§ Given passage:
━━━━━━━━━━━━━━━━━━━━━━━━━━━━━━

Decorations Honor Maplewood Cemetery Vets

The wreath-laying at Maplewood Cemetery in New Lenox took many happy hands. (Photos by Karen Haave)
The wreath-laying at Maplewood Cemetery in New Lenox took many happy hands. (Photos by Karen Haave)

By Karen Haave

One hundred forty-five military members buried at Maplewood Cemetery in New Lenox got some overdue recognition recently, courtesy of Wreaths for Veterans.

Not to be confused with Wreaths Across America set for December 17 at Abraham Lincoln National Cemetery, Wreaths for Veterans volunteers Tammy Levey and Skip Minger raised money to buy fresh pine festoons like those they have placed on the graves at the national cemetery for the past eight years.

But this was the first time the group found themselves marking the graves of Maplewood veterans.

Tammy Levey decided to research the number of military graves at the cemetery after realizing that ALNC opened just two decades ago, and many were buried locally before that time.

She was tireless in her pursuit, walking through the cemetery to identify military headstones. Some are over a century old. One is the grave of a soldier who fought in the War of 1812.

━━━━━━━━━━━━━━━━━━━━━━━━━━━━━━

§ Brief 1: Based on the article about the Maplewood Cemetery wreaths, say whether each statement agrees with it: (a) The wreaths honored 145 military members buried at Maplewood Cemetery. (b) Wreaths for Veterans had marked Maplewood graves in earlier years. (c) One grave at the cemetery belongs to a soldier who fought in the Civil War. Give yes or no for each, quoting the words from the article that decide it.

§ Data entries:
━━━━━━━━━━━━━━━━━━━━━━━━━━━━━━

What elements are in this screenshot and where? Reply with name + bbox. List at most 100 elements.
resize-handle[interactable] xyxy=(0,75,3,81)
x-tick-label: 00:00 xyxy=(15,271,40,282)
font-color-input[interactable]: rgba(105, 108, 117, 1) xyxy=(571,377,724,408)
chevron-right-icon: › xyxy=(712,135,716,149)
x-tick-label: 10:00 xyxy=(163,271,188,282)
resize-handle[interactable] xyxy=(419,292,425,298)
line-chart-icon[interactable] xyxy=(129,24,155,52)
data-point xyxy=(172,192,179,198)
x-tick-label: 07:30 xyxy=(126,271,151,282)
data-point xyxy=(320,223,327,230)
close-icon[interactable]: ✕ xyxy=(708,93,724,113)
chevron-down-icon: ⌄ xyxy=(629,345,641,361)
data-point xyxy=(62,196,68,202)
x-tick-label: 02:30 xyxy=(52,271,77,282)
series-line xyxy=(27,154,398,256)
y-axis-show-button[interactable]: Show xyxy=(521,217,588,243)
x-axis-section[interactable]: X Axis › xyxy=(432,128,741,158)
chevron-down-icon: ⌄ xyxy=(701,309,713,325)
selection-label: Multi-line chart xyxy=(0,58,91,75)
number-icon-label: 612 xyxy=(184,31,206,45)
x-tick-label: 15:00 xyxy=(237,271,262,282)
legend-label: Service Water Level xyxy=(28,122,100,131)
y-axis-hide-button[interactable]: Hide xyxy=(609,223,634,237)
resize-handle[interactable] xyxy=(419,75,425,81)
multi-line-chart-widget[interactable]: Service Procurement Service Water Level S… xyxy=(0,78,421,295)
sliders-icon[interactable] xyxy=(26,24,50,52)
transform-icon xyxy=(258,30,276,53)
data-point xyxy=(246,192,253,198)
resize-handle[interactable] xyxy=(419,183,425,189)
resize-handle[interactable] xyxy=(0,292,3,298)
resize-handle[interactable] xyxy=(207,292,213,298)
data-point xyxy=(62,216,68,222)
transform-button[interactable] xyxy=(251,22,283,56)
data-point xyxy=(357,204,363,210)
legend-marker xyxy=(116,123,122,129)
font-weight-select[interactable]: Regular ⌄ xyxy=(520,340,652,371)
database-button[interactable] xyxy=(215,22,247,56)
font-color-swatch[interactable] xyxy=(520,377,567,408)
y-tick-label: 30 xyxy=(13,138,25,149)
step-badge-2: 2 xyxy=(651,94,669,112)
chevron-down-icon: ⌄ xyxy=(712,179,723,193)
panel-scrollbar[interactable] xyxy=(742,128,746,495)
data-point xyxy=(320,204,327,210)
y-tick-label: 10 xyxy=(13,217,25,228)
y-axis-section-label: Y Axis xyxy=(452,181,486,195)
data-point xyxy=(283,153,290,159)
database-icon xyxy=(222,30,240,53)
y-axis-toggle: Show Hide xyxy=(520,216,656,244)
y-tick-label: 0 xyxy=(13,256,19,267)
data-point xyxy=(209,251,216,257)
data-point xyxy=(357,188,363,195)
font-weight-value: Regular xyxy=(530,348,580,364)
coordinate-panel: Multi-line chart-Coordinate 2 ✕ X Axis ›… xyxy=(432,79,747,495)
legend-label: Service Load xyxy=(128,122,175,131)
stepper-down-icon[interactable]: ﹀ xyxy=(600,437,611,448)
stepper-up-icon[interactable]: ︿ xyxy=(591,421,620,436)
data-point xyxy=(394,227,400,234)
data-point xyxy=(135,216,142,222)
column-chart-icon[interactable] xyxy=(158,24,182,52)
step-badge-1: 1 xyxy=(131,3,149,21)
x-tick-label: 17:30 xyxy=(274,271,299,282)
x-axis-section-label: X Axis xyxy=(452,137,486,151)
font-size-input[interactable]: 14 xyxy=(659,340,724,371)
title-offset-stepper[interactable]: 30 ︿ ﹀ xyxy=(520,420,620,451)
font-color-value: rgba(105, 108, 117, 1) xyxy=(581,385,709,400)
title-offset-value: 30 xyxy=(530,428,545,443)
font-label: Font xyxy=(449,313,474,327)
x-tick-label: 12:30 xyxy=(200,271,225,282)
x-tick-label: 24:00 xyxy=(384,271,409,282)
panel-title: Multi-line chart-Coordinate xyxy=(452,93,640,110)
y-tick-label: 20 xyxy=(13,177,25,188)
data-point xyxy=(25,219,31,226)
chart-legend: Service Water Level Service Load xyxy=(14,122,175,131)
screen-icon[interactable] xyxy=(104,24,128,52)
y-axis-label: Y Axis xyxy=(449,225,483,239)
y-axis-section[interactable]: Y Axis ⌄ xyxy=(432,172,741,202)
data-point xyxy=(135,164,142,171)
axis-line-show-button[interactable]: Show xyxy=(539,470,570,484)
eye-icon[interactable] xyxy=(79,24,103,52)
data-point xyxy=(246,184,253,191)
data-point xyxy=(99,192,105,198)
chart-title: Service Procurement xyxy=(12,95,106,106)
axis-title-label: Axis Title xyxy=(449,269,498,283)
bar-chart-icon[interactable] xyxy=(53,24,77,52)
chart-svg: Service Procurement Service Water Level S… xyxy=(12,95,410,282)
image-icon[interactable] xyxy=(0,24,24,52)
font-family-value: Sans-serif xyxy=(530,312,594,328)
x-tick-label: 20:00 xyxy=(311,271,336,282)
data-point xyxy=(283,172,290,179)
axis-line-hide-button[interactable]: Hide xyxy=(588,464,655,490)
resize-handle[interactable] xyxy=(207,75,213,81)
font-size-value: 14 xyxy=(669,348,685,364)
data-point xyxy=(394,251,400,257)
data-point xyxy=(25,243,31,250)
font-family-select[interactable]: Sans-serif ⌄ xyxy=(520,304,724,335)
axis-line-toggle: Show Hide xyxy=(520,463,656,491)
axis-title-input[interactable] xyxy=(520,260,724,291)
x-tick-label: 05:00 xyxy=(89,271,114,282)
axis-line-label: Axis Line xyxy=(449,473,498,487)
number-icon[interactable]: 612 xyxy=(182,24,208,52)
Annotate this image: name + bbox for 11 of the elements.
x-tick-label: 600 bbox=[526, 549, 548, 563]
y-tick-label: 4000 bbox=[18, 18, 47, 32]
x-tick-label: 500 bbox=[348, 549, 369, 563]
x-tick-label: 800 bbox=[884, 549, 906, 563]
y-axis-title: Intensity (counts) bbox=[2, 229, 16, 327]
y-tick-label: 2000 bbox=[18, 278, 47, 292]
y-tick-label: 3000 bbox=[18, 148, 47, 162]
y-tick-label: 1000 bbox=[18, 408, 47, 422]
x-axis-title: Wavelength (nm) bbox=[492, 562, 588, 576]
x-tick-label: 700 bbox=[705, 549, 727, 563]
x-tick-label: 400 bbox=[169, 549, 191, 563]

━━━━━━━━━━━━━━━━━━━━━━━━━━━━━━

§ Brief 2: Extract word for word the data entries starting at the first line of the entries and ending at the line that contains "chevron-down-icon: ⌄ xyxy=(712,179,723,193)", including both of those lines.

§ Exercise output 1:
(a) Yes: "One hundred forty-five military members buried at Maplewood Cemetery in New Lenox got some overdue recognition recently"
(b) No: "But this was the first time the group found themselves marking the graves of Maplewood veterans."
(c) No: "One is the grave of a soldier who fought in the War of 1812."

§ Exercise output 2:
What elements are in this screenshot and where? Reply with name + bbox. List at most 100 elements.
resize-handle[interactable] xyxy=(0,75,3,81)
x-tick-label: 00:00 xyxy=(15,271,40,282)
font-color-input[interactable]: rgba(105, 108, 117, 1) xyxy=(571,377,724,408)
chevron-right-icon: › xyxy=(712,135,716,149)
x-tick-label: 10:00 xyxy=(163,271,188,282)
resize-handle[interactable] xyxy=(419,292,425,298)
line-chart-icon[interactable] xyxy=(129,24,155,52)
data-point xyxy=(172,192,179,198)
x-tick-label: 07:30 xyxy=(126,271,151,282)
data-point xyxy=(320,223,327,230)
close-icon[interactable]: ✕ xyxy=(708,93,724,113)
chevron-down-icon: ⌄ xyxy=(629,345,641,361)
data-point xyxy=(62,196,68,202)
x-tick-label: 02:30 xyxy=(52,271,77,282)
series-line xyxy=(27,154,398,256)
y-axis-show-button[interactable]: Show xyxy=(521,217,588,243)
x-axis-section[interactable]: X Axis › xyxy=(432,128,741,158)
chevron-down-icon: ⌄ xyxy=(701,309,713,325)
selection-label: Multi-line chart xyxy=(0,58,91,75)
number-icon-label: 612 xyxy=(184,31,206,45)
x-tick-label: 15:00 xyxy=(237,271,262,282)
legend-label: Service Water Level xyxy=(28,122,100,131)
y-axis-hide-button[interactable]: Hide xyxy=(609,223,634,237)
resize-handle[interactable] xyxy=(419,75,425,81)
multi-line-chart-widget[interactable]: Service Procurement Service Water Level S… xyxy=(0,78,421,295)
sliders-icon[interactable] xyxy=(26,24,50,52)
transform-icon xyxy=(258,30,276,53)
data-point xyxy=(246,192,253,198)
resize-handle[interactable] xyxy=(419,183,425,189)
resize-handle[interactable] xyxy=(0,292,3,298)
resize-handle[interactable] xyxy=(207,292,213,298)
data-point xyxy=(62,216,68,222)
transform-button[interactable] xyxy=(251,22,283,56)
data-point xyxy=(357,204,363,210)
legend-marker xyxy=(116,123,122,129)
font-weight-select[interactable]: Regular ⌄ xyxy=(520,340,652,371)
database-button[interactable] xyxy=(215,22,247,56)
font-color-swatch[interactable] xyxy=(520,377,567,408)
y-tick-label: 30 xyxy=(13,138,25,149)
step-badge-2: 2 xyxy=(651,94,669,112)
chevron-down-icon: ⌄ xyxy=(712,179,723,193)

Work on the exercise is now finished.